+++ GIVEN INFORMATION +++

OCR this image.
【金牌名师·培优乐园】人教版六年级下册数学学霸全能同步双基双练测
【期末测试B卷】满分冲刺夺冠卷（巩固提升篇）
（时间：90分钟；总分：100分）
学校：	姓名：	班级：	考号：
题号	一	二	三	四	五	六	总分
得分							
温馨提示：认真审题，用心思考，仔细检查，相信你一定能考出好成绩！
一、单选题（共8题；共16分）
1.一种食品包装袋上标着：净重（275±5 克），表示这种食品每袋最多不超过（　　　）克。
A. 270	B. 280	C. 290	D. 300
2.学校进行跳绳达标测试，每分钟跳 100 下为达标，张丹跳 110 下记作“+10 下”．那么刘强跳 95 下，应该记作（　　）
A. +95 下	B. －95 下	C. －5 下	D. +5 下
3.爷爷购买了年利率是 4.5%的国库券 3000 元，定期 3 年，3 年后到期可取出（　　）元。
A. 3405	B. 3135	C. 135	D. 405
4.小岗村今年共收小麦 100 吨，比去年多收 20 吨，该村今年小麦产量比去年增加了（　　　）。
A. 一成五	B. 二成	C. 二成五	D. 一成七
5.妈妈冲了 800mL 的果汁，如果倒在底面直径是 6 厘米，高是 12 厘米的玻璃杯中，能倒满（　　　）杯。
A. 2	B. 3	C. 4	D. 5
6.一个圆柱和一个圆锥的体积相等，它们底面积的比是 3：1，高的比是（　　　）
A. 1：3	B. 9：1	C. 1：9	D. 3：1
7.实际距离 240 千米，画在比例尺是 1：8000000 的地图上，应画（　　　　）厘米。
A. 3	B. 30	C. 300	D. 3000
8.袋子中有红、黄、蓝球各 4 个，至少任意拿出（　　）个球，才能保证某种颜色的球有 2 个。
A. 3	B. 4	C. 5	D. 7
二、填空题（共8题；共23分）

+++

* [YOUR OBJECTIVE] Reproduce the data in its entirety, matching each character.

* [COMPLETED TASK]
OCR this image.
【金牌名师·培优乐园】人教版六年级下册数学学霸全能同步双基双练测
【期末测试B卷】满分冲刺夺冠卷（巩固提升篇）
（时间：90分钟；总分：100分）
学校：	姓名：	班级：	考号：
题号	一	二	三	四	五	六	总分
得分							
温馨提示：认真审题，用心思考，仔细检查，相信你一定能考出好成绩！
一、单选题（共8题；共16分）
1.一种食品包装袋上标着：净重（275±5 克），表示这种食品每袋最多不超过（　　　）克。
A. 270	B. 280	C. 290	D. 300
2.学校进行跳绳达标测试，每分钟跳 100 下为达标，张丹跳 110 下记作“+10 下”．那么刘强跳 95 下，应该记作（　　）
A. +95 下	B. －95 下	C. －5 下	D. +5 下
3.爷爷购买了年利率是 4.5%的国库券 3000 元，定期 3 年，3 年后到期可取出（　　）元。
A. 3405	B. 3135	C. 135	D. 405
4.小岗村今年共收小麦 100 吨，比去年多收 20 吨，该村今年小麦产量比去年增加了（　　　）。
A. 一成五	B. 二成	C. 二成五	D. 一成七
5.妈妈冲了 800mL 的果汁，如果倒在底面直径是 6 厘米，高是 12 厘米的玻璃杯中，能倒满（　　　）杯。
A. 2	B. 3	C. 4	D. 5
6.一个圆柱和一个圆锥的体积相等，它们底面积的比是 3：1，高的比是（　　　）
A. 1：3	B. 9：1	C. 1：9	D. 3：1
7.实际距离 240 千米，画在比例尺是 1：8000000 的地图上，应画（　　　　）厘米。
A. 3	B. 30	C. 300	D. 3000
8.袋子中有红、黄、蓝球各 4 个，至少任意拿出（　　）个球，才能保证某种颜色的球有 2 个。
A. 3	B. 4	C. 5	D. 7
二、填空题（共8题；共23分）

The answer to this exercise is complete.